What you are asked to do: Filter the entries, keeping every line with the word "style".

Given entries:
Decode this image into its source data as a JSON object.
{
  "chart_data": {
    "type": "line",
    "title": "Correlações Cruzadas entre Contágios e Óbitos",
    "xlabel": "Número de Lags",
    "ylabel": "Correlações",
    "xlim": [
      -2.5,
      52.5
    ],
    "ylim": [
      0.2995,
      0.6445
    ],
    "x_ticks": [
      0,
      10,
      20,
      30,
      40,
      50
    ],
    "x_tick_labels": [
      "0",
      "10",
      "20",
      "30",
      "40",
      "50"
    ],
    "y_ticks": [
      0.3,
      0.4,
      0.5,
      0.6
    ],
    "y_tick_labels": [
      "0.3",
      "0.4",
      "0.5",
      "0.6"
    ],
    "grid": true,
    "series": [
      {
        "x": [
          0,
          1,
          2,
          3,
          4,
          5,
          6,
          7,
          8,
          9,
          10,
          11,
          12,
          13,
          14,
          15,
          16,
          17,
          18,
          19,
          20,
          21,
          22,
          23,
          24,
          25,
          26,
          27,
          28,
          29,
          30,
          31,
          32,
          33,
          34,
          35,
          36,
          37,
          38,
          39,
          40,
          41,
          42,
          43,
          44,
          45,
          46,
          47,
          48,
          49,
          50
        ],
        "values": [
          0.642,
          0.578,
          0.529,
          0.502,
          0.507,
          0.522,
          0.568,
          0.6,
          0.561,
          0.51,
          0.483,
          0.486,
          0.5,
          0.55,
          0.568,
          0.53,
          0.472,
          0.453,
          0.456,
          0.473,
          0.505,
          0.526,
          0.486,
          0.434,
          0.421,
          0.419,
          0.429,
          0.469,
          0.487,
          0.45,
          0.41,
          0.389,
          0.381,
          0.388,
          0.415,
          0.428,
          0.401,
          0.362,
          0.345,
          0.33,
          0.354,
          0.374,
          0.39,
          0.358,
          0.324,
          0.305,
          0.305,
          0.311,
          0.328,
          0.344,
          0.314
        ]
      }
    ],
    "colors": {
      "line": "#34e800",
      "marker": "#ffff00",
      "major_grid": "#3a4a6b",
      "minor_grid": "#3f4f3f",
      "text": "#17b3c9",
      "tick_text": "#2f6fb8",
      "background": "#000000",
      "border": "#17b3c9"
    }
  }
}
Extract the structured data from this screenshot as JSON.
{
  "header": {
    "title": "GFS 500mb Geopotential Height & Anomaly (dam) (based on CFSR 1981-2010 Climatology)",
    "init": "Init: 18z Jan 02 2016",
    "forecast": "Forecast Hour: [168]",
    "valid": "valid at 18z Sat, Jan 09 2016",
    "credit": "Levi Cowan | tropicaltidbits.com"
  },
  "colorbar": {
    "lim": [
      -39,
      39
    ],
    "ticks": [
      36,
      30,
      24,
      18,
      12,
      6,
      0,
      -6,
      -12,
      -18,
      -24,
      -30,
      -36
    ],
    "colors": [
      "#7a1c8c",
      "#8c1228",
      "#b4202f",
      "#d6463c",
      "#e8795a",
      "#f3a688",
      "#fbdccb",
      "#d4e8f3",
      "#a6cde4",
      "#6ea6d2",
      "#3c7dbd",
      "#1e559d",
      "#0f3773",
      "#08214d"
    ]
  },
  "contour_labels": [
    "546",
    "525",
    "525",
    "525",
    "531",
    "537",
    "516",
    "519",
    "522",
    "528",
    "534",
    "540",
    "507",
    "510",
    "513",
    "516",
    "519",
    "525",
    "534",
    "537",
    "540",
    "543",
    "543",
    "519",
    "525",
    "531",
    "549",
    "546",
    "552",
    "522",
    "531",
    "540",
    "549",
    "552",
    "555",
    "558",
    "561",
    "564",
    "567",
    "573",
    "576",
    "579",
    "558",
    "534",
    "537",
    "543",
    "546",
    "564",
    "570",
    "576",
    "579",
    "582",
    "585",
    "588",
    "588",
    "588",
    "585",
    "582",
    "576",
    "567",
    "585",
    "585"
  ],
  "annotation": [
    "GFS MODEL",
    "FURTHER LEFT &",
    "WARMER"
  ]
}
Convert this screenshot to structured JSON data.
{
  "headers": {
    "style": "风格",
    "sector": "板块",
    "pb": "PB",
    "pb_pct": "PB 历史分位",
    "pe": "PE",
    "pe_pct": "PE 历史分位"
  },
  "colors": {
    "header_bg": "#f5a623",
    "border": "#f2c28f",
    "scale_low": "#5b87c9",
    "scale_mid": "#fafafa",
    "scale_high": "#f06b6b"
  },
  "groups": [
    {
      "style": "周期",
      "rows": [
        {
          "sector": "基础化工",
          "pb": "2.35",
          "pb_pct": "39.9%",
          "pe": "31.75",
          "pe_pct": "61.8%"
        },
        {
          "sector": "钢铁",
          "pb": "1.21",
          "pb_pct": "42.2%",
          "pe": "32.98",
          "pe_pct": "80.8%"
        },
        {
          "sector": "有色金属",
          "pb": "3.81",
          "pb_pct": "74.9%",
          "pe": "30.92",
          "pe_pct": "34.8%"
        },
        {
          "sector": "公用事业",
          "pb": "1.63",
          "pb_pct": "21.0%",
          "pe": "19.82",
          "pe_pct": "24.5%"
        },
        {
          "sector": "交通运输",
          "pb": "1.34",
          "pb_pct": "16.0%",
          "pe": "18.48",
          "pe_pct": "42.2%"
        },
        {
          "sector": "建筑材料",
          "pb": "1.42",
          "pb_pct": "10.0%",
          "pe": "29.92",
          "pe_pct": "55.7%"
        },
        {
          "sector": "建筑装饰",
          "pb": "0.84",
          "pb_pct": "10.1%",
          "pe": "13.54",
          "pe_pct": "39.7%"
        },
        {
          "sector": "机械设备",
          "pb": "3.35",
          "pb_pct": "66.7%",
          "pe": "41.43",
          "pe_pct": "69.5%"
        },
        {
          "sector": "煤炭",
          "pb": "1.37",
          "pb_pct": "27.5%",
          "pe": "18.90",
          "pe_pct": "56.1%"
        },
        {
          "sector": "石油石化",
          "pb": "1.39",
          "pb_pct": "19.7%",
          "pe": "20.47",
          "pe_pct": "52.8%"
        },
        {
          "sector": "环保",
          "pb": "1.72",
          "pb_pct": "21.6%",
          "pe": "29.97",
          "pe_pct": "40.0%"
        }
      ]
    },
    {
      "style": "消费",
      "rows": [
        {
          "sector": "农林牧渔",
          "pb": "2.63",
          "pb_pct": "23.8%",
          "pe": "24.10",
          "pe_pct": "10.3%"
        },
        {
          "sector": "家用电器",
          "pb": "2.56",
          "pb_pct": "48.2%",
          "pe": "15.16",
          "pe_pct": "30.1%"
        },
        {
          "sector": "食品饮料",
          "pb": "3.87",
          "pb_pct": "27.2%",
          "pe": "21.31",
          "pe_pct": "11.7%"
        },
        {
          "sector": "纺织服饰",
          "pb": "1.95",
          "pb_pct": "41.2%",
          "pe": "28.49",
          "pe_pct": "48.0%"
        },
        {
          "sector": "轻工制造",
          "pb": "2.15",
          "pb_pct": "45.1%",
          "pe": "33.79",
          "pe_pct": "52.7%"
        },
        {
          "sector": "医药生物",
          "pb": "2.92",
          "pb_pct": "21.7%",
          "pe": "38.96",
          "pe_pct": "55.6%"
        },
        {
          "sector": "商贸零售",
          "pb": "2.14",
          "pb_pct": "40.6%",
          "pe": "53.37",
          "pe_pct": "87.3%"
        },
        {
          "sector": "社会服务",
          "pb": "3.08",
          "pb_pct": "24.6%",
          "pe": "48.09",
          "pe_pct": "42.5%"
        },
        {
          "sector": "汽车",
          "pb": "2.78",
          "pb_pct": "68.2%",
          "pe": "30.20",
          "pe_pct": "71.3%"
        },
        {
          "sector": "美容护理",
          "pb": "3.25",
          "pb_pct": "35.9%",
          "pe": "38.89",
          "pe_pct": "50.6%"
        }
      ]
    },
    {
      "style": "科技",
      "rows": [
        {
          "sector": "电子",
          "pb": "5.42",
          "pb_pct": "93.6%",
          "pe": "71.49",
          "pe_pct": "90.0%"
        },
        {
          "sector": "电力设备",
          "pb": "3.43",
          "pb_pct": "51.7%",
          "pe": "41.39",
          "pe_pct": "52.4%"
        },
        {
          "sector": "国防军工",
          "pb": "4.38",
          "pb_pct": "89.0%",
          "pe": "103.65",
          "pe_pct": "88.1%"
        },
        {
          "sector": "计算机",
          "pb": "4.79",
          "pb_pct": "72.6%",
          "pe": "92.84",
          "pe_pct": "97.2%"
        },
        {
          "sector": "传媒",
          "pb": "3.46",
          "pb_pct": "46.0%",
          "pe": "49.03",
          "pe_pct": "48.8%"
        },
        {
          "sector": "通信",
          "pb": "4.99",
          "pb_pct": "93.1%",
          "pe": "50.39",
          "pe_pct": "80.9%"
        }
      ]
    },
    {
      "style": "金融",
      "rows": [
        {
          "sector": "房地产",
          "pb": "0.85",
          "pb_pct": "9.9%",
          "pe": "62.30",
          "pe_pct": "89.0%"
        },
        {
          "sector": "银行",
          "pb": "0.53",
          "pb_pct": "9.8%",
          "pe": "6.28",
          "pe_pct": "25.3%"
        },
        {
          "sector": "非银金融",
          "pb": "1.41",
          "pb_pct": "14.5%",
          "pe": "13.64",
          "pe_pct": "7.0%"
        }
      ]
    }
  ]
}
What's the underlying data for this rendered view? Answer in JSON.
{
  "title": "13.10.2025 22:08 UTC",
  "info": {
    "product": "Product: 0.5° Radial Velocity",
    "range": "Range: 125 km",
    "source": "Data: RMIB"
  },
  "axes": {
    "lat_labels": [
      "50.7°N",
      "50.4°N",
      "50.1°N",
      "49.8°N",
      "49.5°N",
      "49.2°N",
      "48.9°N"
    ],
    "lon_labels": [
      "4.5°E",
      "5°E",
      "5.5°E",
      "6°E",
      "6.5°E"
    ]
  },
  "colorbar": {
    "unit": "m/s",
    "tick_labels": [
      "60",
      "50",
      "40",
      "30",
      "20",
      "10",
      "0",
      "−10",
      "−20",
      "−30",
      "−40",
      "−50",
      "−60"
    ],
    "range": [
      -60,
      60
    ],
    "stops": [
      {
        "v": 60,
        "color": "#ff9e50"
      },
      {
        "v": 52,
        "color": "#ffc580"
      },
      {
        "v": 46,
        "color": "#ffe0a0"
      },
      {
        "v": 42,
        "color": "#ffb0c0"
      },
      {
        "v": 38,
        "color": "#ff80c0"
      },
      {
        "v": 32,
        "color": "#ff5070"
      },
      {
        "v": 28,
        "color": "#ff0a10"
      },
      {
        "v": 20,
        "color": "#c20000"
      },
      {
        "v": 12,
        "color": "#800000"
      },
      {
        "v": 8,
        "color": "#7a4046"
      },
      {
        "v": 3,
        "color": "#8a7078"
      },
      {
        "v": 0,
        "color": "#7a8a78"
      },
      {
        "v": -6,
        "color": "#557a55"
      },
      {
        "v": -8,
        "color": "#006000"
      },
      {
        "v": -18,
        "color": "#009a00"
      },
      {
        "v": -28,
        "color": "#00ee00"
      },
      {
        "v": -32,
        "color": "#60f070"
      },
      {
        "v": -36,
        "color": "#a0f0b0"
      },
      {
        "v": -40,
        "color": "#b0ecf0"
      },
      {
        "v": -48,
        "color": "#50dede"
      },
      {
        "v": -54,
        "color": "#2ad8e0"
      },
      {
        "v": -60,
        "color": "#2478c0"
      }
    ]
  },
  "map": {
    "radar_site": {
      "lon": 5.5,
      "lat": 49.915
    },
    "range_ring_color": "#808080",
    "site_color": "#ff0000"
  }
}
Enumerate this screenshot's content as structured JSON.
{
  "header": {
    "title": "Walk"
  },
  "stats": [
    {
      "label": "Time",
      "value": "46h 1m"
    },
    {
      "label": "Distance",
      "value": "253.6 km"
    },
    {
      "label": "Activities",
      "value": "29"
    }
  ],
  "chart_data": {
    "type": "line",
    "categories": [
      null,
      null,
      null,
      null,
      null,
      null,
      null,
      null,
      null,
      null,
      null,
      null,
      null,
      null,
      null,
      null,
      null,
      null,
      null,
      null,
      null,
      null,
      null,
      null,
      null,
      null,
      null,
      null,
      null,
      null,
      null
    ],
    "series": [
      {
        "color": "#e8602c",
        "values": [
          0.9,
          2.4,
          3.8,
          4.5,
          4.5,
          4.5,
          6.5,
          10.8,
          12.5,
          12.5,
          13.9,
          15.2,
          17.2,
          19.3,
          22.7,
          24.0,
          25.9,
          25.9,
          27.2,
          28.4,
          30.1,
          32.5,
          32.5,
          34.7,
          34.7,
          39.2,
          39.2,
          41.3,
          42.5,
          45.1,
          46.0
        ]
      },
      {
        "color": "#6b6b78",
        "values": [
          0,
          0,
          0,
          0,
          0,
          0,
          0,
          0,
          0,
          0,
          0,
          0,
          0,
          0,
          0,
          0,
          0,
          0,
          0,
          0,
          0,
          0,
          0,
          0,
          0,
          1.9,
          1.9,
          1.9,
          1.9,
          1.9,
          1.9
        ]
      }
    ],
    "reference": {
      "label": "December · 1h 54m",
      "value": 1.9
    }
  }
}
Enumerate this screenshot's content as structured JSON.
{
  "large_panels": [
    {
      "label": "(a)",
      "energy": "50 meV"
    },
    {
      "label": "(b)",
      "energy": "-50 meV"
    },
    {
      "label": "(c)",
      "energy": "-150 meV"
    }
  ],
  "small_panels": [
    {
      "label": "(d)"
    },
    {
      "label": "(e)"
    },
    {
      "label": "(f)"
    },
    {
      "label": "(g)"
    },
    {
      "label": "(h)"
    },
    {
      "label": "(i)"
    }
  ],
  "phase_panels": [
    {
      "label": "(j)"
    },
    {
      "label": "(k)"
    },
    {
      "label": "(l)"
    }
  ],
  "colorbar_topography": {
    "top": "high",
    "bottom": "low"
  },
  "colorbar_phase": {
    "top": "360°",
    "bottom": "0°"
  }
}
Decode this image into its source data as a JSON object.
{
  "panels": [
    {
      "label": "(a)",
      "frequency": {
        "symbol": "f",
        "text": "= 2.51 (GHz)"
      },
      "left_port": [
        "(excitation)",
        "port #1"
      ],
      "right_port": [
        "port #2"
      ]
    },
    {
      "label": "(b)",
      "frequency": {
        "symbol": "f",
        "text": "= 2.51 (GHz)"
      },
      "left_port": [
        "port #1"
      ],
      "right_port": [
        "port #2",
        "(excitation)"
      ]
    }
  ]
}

Response:
    "style": "风格",
      "style": "周期",
      "style": "消费",
      "style": "科技",
      "style": "金融",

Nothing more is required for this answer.